Start Extracted entries

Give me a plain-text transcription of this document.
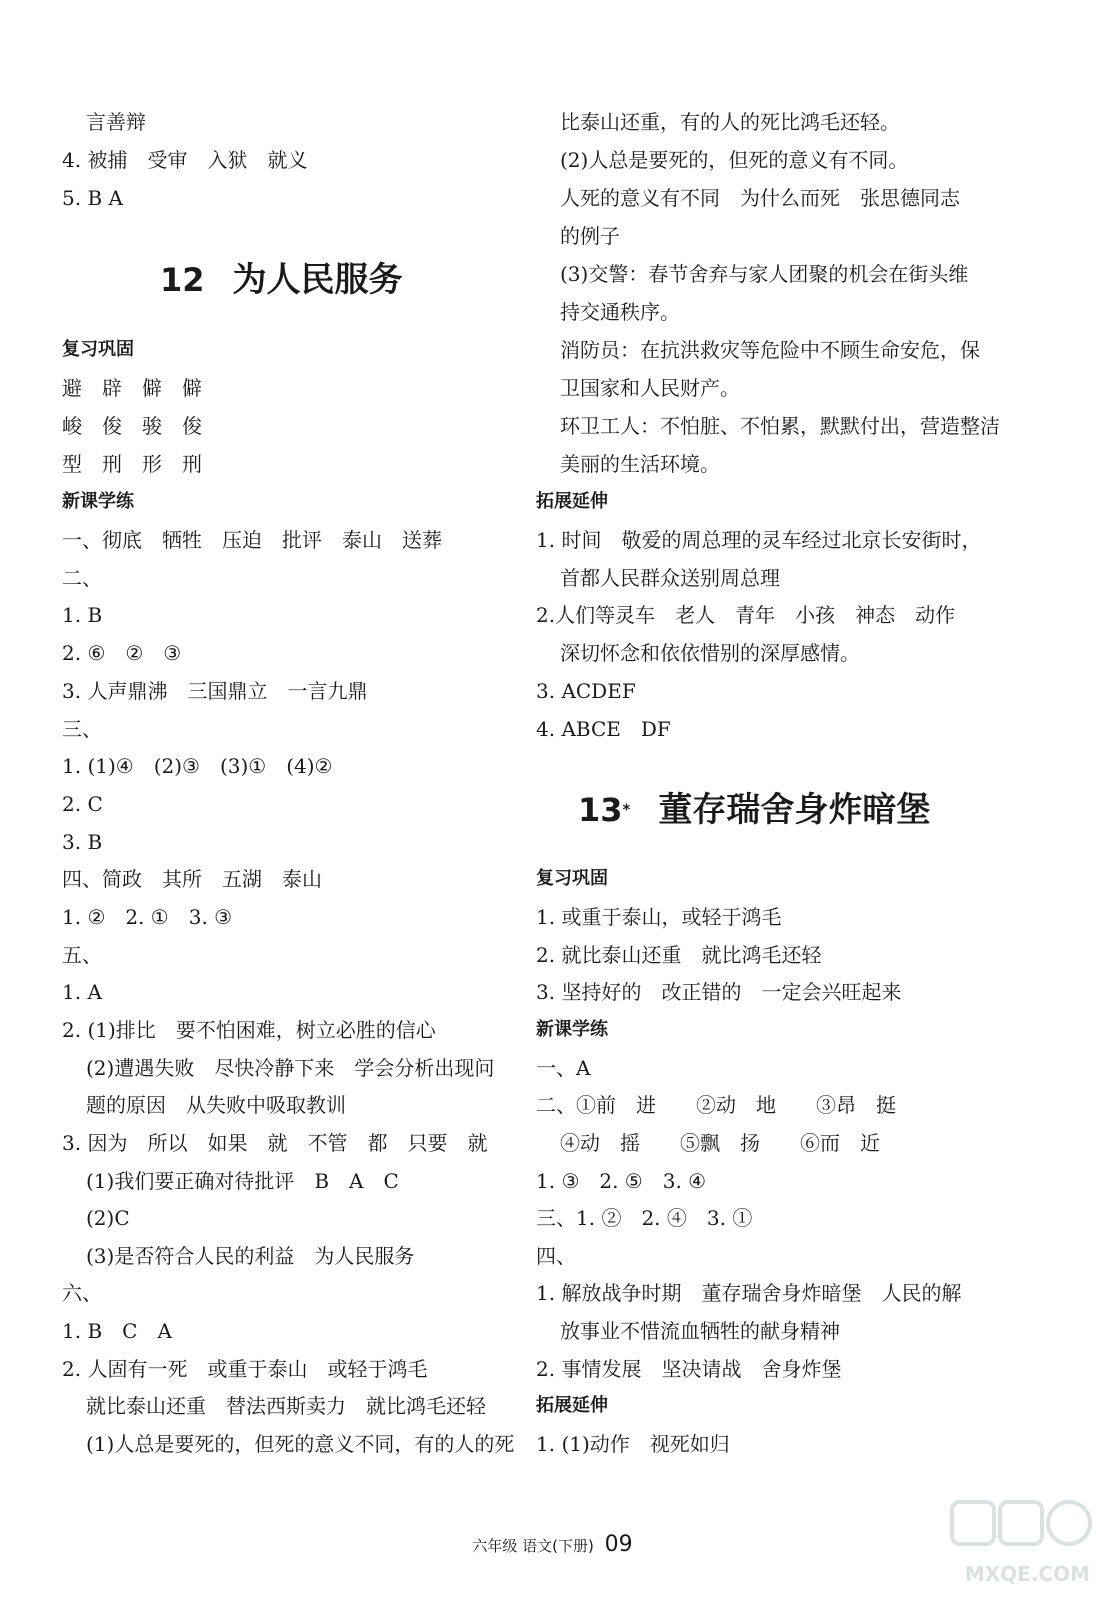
言善辩
4. 被捕　受审　入狱　就义
5. B A
复习巩固
避　辟　僻　僻
峻　俊　骏　俊
型　刑　形　刑
新课学练
一、彻底　牺牲　压迫　批评　泰山　送葬
二、
1. B
2. ⑥　②　③
3. 人声鼎沸　三国鼎立　一言九鼎
三、
1. (1)④　(2)③　(3)①　(4)②
2. C
3. B
四、简政　其所　五湖　泰山
1. ②　2. ①　3. ③
五、
1. A
2. (1)排比　要不怕困难，树立必胜的信心
(2)遭遇失败　尽快冷静下来　学会分析出现问
题的原因　从失败中吸取教训
3. 因为　所以　如果　就　不管　都　只要　就
(1)我们要正确对待批评　B　A　C
(2)C
(3)是否符合人民的利益　为人民服务
六、
1. B　C　A
2. 人固有一死　或重于泰山　或轻于鸿毛
就比泰山还重　替法西斯卖力　就比鸿毛还轻
(1)人总是要死的，但死的意义不同，有的人的死
比泰山还重，有的人的死比鸿毛还轻。
(2)人总是要死的，但死的意义有不同。
人死的意义有不同　为什么而死　张思德同志
的例子
(3)交警：春节舍弃与家人团聚的机会在街头维
持交通秩序。
消防员：在抗洪救灾等危险中不顾生命安危，保
卫国家和人民财产。
环卫工人：不怕脏、不怕累，默默付出，营造整洁
美丽的生活环境。
拓展延伸
1. 时间　敬爱的周总理的灵车经过北京长安街时，
首都人民群众送别周总理
2.人们等灵车　老人　青年　小孩　神态　动作
深切怀念和依依惜别的深厚感情。
3. ACDEF
4. ABCE　DF
复习巩固
1. 或重于泰山，或轻于鸿毛
2. 就比泰山还重　就比鸿毛还轻
3. 坚持好的　改正错的　一定会兴旺起来
新课学练
一、A
二、①前　进　　②动　地　　③昂　挺
④动　摇　　⑤飘　扬　　⑥而　近
1. ③　2. ⑤　3. ④
三、1. ②　2. ④　3. ①
四、
1. 解放战争时期　董存瑞舍身炸暗堡　人民的解
放事业不惜流血牺牲的献身精神
2. 事情发展　坚决请战　舍身炸堡
拓展延伸
1. (1)动作　视死如归
12 为人民服务
13* 董存瑞舍身炸暗堡
六年级 语文(下册) 09
MXQE.COM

End Extracted entries

Task
Every line above should be returned exactly; the pictures stay out.

The completed task
Give me a plain-text transcription of this document.
言善辩
4. 被捕　受审　入狱　就义
5. B A
复习巩固
避　辟　僻　僻
峻　俊　骏　俊
型　刑　形　刑
新课学练
一、彻底　牺牲　压迫　批评　泰山　送葬
二、
1. B
2. ⑥　②　③
3. 人声鼎沸　三国鼎立　一言九鼎
三、
1. (1)④　(2)③　(3)①　(4)②
2. C
3. B
四、简政　其所　五湖　泰山
1. ②　2. ①　3. ③
五、
1. A
2. (1)排比　要不怕困难，树立必胜的信心
(2)遭遇失败　尽快冷静下来　学会分析出现问
题的原因　从失败中吸取教训
3. 因为　所以　如果　就　不管　都　只要　就
(1)我们要正确对待批评　B　A　C
(2)C
(3)是否符合人民的利益　为人民服务
六、
1. B　C　A
2. 人固有一死　或重于泰山　或轻于鸿毛
就比泰山还重　替法西斯卖力　就比鸿毛还轻
(1)人总是要死的，但死的意义不同，有的人的死
比泰山还重，有的人的死比鸿毛还轻。
(2)人总是要死的，但死的意义有不同。
人死的意义有不同　为什么而死　张思德同志
的例子
(3)交警：春节舍弃与家人团聚的机会在街头维
持交通秩序。
消防员：在抗洪救灾等危险中不顾生命安危，保
卫国家和人民财产。
环卫工人：不怕脏、不怕累，默默付出，营造整洁
美丽的生活环境。
拓展延伸
1. 时间　敬爱的周总理的灵车经过北京长安街时，
首都人民群众送别周总理
2.人们等灵车　老人　青年　小孩　神态　动作
深切怀念和依依惜别的深厚感情。
3. ACDEF
4. ABCE　DF
复习巩固
1. 或重于泰山，或轻于鸿毛
2. 就比泰山还重　就比鸿毛还轻
3. 坚持好的　改正错的　一定会兴旺起来
新课学练
一、A
二、①前　进　　②动　地　　③昂　挺
④动　摇　　⑤飘　扬　　⑥而　近
1. ③　2. ⑤　3. ④
三、1. ②　2. ④　3. ①
四、
1. 解放战争时期　董存瑞舍身炸暗堡　人民的解
放事业不惜流血牺牲的献身精神
2. 事情发展　坚决请战　舍身炸堡
拓展延伸
1. (1)动作　视死如归
12 为人民服务
13* 董存瑞舍身炸暗堡
六年级 语文(下册) 09
MXQE.COM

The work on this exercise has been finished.